• _Problem requirements_
Among the entries below, find the lines with "humidity" and copy them.

• _Excerpted records_

────────

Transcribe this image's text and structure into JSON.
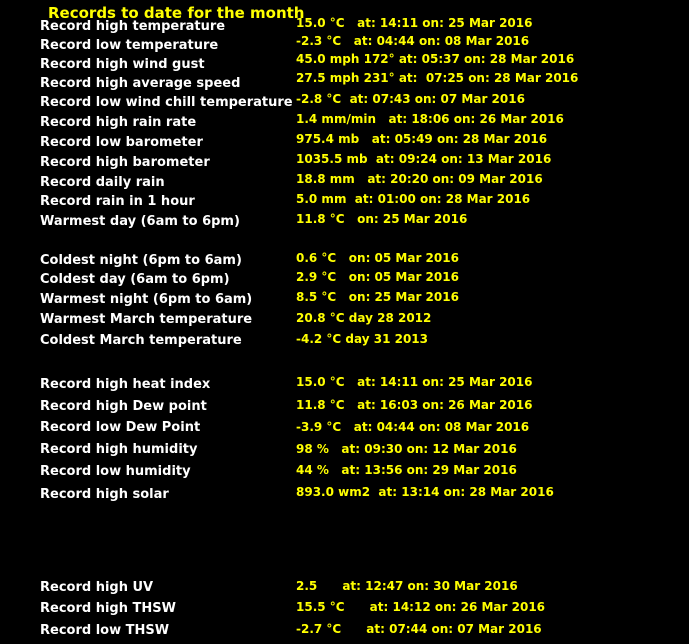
{
  "title": "Records to date for the month",
  "records": [
    {
      "label": "Record high temperature",
      "value": "15.0 °C   at: 14:11 on: 25 Mar 2016"
    },
    {
      "label": "Record low temperature",
      "value": "-2.3 °C   at: 04:44 on: 08 Mar 2016"
    },
    {
      "label": "Record high wind gust",
      "value": "45.0 mph 172° at: 05:37 on: 28 Mar 2016"
    },
    {
      "label": "Record high average speed",
      "value": "27.5 mph 231° at:  07:25 on: 28 Mar 2016"
    },
    {
      "label": "Record low wind chill temperature",
      "value": "-2.8 °C  at: 07:43 on: 07 Mar 2016"
    },
    {
      "label": "Record high rain rate",
      "value": "1.4 mm/min   at: 18:06 on: 26 Mar 2016"
    },
    {
      "label": "Record low barometer",
      "value": "975.4 mb   at: 05:49 on: 28 Mar 2016"
    },
    {
      "label": "Record high barometer",
      "value": "1035.5 mb  at: 09:24 on: 13 Mar 2016"
    },
    {
      "label": "Record daily rain",
      "value": "18.8 mm   at: 20:20 on: 09 Mar 2016"
    },
    {
      "label": "Record rain in 1 hour",
      "value": "5.0 mm  at: 01:00 on: 28 Mar 2016"
    },
    {
      "label": "Warmest day (6am to 6pm)",
      "value": "11.8 °C   on: 25 Mar 2016"
    },
    {
      "label": "Coldest night (6pm to 6am)",
      "value": "0.6 °C   on: 05 Mar 2016"
    },
    {
      "label": "Coldest day (6am to 6pm)",
      "value": "2.9 °C   on: 05 Mar 2016"
    },
    {
      "label": "Warmest night (6pm to 6am)",
      "value": "8.5 °C   on: 25 Mar 2016"
    },
    {
      "label": "Warmest March temperature",
      "value": "20.8 °C day 28 2012"
    },
    {
      "label": "Coldest March temperature",
      "value": "-4.2 °C day 31 2013"
    },
    {
      "label": "Record high heat index",
      "value": "15.0 °C   at: 14:11 on: 25 Mar 2016"
    },
    {
      "label": "Record high Dew point",
      "value": "11.8 °C   at: 16:03 on: 26 Mar 2016"
    },
    {
      "label": "Record low Dew Point",
      "value": "-3.9 °C   at: 04:44 on: 08 Mar 2016"
    },
    {
      "label": "Record high humidity",
      "value": "98 %   at: 09:30 on: 12 Mar 2016"
    },
    {
      "label": "Record low humidity",
      "value": "44 %   at: 13:56 on: 29 Mar 2016"
    },
    {
      "label": "Record high solar",
      "value": "893.0 wm2  at: 13:14 on: 28 Mar 2016"
    },
    {
      "label": "Record high UV",
      "value": "2.5      at: 12:47 on: 30 Mar 2016"
    },
    {
      "label": "Record high THSW",
      "value": "15.5 °C      at: 14:12 on: 26 Mar 2016"
    },
    {
      "label": "Record low THSW",
      "value": "-2.7 °C      at: 07:44 on: 07 Mar 2016"
    }
  ]
}
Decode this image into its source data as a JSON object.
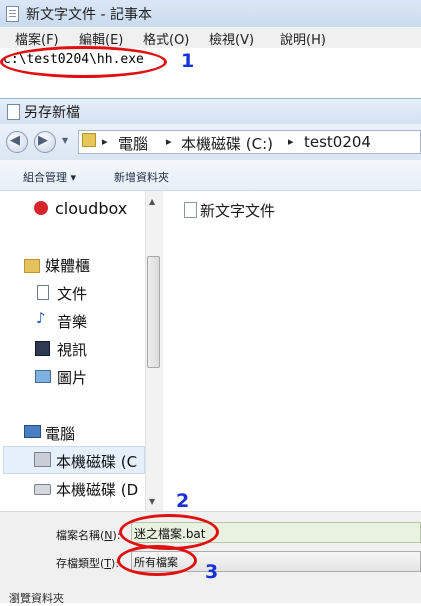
{
  "notepad": {
    "title": "新文字文件 - 記事本",
    "menus": [
      "檔案(F)",
      "編輯(E)",
      "格式(O)",
      "檢視(V)",
      "說明(H)"
    ],
    "content": "c:\\test0204\\hh.exe"
  },
  "dialog": {
    "title": "另存新檔",
    "breadcrumbs": [
      "電腦",
      "本機磁碟 (C:)",
      "test0204"
    ],
    "toolbar": {
      "organize": "組合管理 ▾",
      "new_folder": "新增資料夾"
    },
    "nav_items": {
      "cloudbox": "cloudbox",
      "libraries": "媒體櫃",
      "documents": "文件",
      "music": "音樂",
      "videos": "視訊",
      "pictures": "圖片",
      "computer": "電腦",
      "drive_c": "本機磁碟 (C",
      "drive_d": "本機磁碟 (D"
    },
    "files": [
      "新文字文件"
    ],
    "filename_label_text": "檔案名稱",
    "filename_label_key": "N",
    "filename_value": "迷之檔案.bat",
    "filetype_label_text": "存檔類型",
    "filetype_label_key": "T",
    "filetype_value": "所有檔案",
    "browse_toggle": "瀏覽資料夾"
  },
  "annotations": {
    "badge1": "1",
    "badge2": "2",
    "badge3": "3",
    "color": "#1730d8",
    "callout_color": "#e01010"
  }
}
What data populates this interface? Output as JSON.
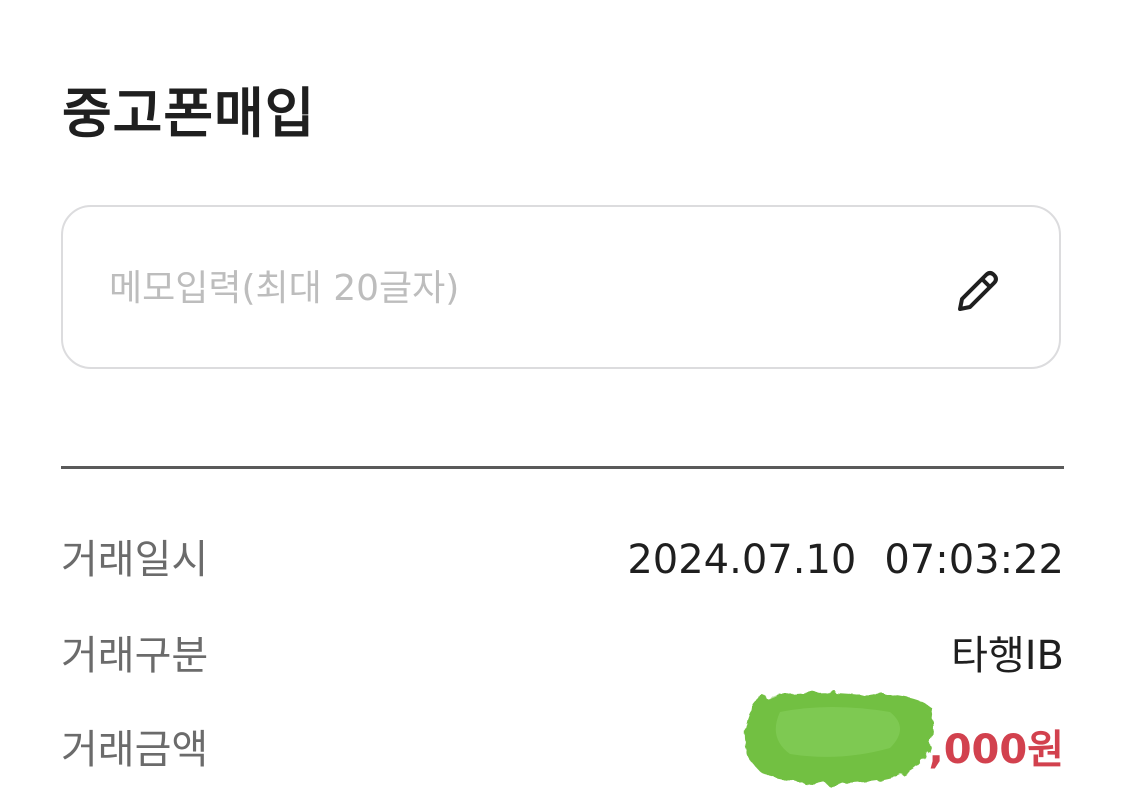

────────

• _Answer to the exercise_
      "label": "Record high humidity",
      "label": "Record low humidity",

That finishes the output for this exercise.